Set down the material below in full, matching it exactly.

— Start of EXCERPTED RECORDS —

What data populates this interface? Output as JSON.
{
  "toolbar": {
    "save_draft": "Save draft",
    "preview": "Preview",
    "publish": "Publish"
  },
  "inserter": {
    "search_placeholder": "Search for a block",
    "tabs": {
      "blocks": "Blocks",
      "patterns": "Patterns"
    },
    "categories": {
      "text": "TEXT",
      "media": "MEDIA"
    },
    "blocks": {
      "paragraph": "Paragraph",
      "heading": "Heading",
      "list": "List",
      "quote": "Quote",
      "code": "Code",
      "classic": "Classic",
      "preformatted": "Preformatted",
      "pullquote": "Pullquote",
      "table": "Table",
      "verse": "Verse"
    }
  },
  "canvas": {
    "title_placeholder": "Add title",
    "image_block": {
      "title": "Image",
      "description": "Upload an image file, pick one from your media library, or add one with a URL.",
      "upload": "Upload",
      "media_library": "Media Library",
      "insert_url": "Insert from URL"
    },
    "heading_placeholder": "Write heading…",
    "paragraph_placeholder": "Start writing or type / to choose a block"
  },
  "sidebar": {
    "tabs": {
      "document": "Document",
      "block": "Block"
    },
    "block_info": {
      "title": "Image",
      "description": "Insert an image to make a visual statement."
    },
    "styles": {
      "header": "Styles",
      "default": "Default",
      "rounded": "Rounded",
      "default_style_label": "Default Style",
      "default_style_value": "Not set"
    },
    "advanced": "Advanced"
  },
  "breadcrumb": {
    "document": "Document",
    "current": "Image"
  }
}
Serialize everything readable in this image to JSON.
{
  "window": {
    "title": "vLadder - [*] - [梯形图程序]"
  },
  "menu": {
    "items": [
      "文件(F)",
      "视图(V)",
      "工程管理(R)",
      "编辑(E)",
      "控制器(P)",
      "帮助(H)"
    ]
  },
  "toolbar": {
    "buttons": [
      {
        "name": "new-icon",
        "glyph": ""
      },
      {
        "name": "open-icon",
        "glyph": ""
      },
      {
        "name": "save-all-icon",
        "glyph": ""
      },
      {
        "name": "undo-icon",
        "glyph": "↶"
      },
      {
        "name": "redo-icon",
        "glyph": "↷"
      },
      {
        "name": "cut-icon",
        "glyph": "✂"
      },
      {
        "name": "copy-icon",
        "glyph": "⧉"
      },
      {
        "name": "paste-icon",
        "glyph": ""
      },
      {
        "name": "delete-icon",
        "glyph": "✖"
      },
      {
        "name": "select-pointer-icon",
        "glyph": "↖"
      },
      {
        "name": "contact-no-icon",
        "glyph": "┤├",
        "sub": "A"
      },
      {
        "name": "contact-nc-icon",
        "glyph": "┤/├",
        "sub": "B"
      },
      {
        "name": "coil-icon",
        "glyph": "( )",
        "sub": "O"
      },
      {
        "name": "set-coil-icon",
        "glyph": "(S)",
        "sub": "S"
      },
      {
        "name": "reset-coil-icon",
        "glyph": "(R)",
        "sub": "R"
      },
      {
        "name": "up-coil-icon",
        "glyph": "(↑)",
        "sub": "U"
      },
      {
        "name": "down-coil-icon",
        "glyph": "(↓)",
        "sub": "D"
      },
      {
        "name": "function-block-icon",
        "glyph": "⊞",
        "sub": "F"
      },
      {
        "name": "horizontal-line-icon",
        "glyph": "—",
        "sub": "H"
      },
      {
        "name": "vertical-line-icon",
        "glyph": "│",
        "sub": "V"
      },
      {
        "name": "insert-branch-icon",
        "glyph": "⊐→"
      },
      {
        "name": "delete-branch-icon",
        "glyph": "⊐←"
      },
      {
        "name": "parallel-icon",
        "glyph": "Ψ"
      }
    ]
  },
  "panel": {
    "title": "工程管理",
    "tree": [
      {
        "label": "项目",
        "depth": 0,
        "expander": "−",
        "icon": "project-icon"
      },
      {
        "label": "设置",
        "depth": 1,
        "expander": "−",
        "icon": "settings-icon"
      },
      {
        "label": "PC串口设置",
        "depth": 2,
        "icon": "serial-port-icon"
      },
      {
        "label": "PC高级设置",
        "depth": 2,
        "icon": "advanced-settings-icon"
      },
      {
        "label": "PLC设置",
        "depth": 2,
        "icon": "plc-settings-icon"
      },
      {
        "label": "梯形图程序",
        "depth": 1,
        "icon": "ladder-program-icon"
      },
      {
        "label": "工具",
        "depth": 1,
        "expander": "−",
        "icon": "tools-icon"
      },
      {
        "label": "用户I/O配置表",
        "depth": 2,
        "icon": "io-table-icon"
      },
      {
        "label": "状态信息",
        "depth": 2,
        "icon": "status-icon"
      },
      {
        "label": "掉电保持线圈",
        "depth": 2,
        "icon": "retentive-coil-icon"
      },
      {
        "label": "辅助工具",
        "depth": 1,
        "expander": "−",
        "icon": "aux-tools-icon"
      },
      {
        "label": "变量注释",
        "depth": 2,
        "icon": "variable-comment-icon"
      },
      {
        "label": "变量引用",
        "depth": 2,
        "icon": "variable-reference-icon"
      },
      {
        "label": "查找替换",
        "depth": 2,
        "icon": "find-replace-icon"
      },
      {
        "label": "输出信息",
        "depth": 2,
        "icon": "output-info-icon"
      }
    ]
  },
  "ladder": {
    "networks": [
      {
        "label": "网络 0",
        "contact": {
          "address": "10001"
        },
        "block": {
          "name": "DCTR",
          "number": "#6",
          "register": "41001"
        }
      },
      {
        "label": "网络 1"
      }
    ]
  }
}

— End of EXCERPTED RECORDS —

> _WRITTEN ANSWER_
What data populates this interface? Output as JSON.
{
  "toolbar": {
    "save_draft": "Save draft",
    "preview": "Preview",
    "publish": "Publish"
  },
  "inserter": {
    "search_placeholder": "Search for a block",
    "tabs": {
      "blocks": "Blocks",
      "patterns": "Patterns"
    },
    "categories": {
      "text": "TEXT",
      "media": "MEDIA"
    },
    "blocks": {
      "paragraph": "Paragraph",
      "heading": "Heading",
      "list": "List",
      "quote": "Quote",
      "code": "Code",
      "classic": "Classic",
      "preformatted": "Preformatted",
      "pullquote": "Pullquote",
      "table": "Table",
      "verse": "Verse"
    }
  },
  "canvas": {
    "title_placeholder": "Add title",
    "image_block": {
      "title": "Image",
      "description": "Upload an image file, pick one from your media library, or add one with a URL.",
      "upload": "Upload",
      "media_library": "Media Library",
      "insert_url": "Insert from URL"
    },
    "heading_placeholder": "Write heading…",
    "paragraph_placeholder": "Start writing or type / to choose a block"
  },
  "sidebar": {
    "tabs": {
      "document": "Document",
      "block": "Block"
    },
    "block_info": {
      "title": "Image",
      "description": "Insert an image to make a visual statement."
    },
    "styles": {
      "header": "Styles",
      "default": "Default",
      "rounded": "Rounded",
      "default_style_label": "Default Style",
      "default_style_value": "Not set"
    },
    "advanced": "Advanced"
  },
  "breadcrumb": {
    "document": "Document",
    "current": "Image"
  }
}
Serialize everything readable in this image to JSON.
{
  "window": {
    "title": "vLadder - [*] - [梯形图程序]"
  },
  "menu": {
    "items": [
      "文件(F)",
      "视图(V)",
      "工程管理(R)",
      "编辑(E)",
      "控制器(P)",
      "帮助(H)"
    ]
  },
  "toolbar": {
    "buttons": [
      {
        "name": "new-icon",
        "glyph": ""
      },
      {
        "name": "open-icon",
        "glyph": ""
      },
      {
        "name": "save-all-icon",
        "glyph": ""
      },
      {
        "name": "undo-icon",
        "glyph": "↶"
      },
      {
        "name": "redo-icon",
        "glyph": "↷"
      },
      {
        "name": "cut-icon",
        "glyph": "✂"
      },
      {
        "name": "copy-icon",
        "glyph": "⧉"
      },
      {
        "name": "paste-icon",
        "glyph": ""
      },
      {
        "name": "delete-icon",
        "glyph": "✖"
      },
      {
        "name": "select-pointer-icon",
        "glyph": "↖"
      },
      {
        "name": "contact-no-icon",
        "glyph": "┤├",
        "sub": "A"
      },
      {
        "name": "contact-nc-icon",
        "glyph": "┤/├",
        "sub": "B"
      },
      {
        "name": "coil-icon",
        "glyph": "( )",
        "sub": "O"
      },
      {
        "name": "set-coil-icon",
        "glyph": "(S)",
        "sub": "S"
      },
      {
        "name": "reset-coil-icon",
        "glyph": "(R)",
        "sub": "R"
      },
      {
        "name": "up-coil-icon",
        "glyph": "(↑)",
        "sub": "U"
      },
      {
        "name": "down-coil-icon",
        "glyph": "(↓)",
        "sub": "D"
      },
      {
        "name": "function-block-icon",
        "glyph": "⊞",
        "sub": "F"
      },
      {
        "name": "horizontal-line-icon",
        "glyph": "—",
        "sub": "H"
      },
      {
        "name": "vertical-line-icon",
        "glyph": "│",
        "sub": "V"
      },
      {
        "name": "insert-branch-icon",
        "glyph": "⊐→"
      },
      {
        "name": "delete-branch-icon",
        "glyph": "⊐←"
      },
      {
        "name": "parallel-icon",
        "glyph": "Ψ"
      }
    ]
  },
  "panel": {
    "title": "工程管理",
    "tree": [
      {
        "label": "项目",
        "depth": 0,
        "expander": "−",
        "icon": "project-icon"
      },
      {
        "label": "设置",
        "depth": 1,
        "expander": "−",
        "icon": "settings-icon"
      },
      {
        "label": "PC串口设置",
        "depth": 2,
        "icon": "serial-port-icon"
      },
      {
        "label": "PC高级设置",
        "depth": 2,
        "icon": "advanced-settings-icon"
      },
      {
        "label": "PLC设置",
        "depth": 2,
        "icon": "plc-settings-icon"
      },
      {
        "label": "梯形图程序",
        "depth": 1,
        "icon": "ladder-program-icon"
      },
      {
        "label": "工具",
        "depth": 1,
        "expander": "−",
        "icon": "tools-icon"
      },
      {
        "label": "用户I/O配置表",
        "depth": 2,
        "icon": "io-table-icon"
      },
      {
        "label": "状态信息",
        "depth": 2,
        "icon": "status-icon"
      },
      {
        "label": "掉电保持线圈",
        "depth": 2,
        "icon": "retentive-coil-icon"
      },
      {
        "label": "辅助工具",
        "depth": 1,
        "expander": "−",
        "icon": "aux-tools-icon"
      },
      {
        "label": "变量注释",
        "depth": 2,
        "icon": "variable-comment-icon"
      },
      {
        "label": "变量引用",
        "depth": 2,
        "icon": "variable-reference-icon"
      },
      {
        "label": "查找替换",
        "depth": 2,
        "icon": "find-replace-icon"
      },
      {
        "label": "输出信息",
        "depth": 2,
        "icon": "output-info-icon"
      }
    ]
  },
  "ladder": {
    "networks": [
      {
        "label": "网络 0",
        "contact": {
          "address": "10001"
        },
        "block": {
          "name": "DCTR",
          "number": "#6",
          "register": "41001"
        }
      },
      {
        "label": "网络 1"
      }
    ]
  }
}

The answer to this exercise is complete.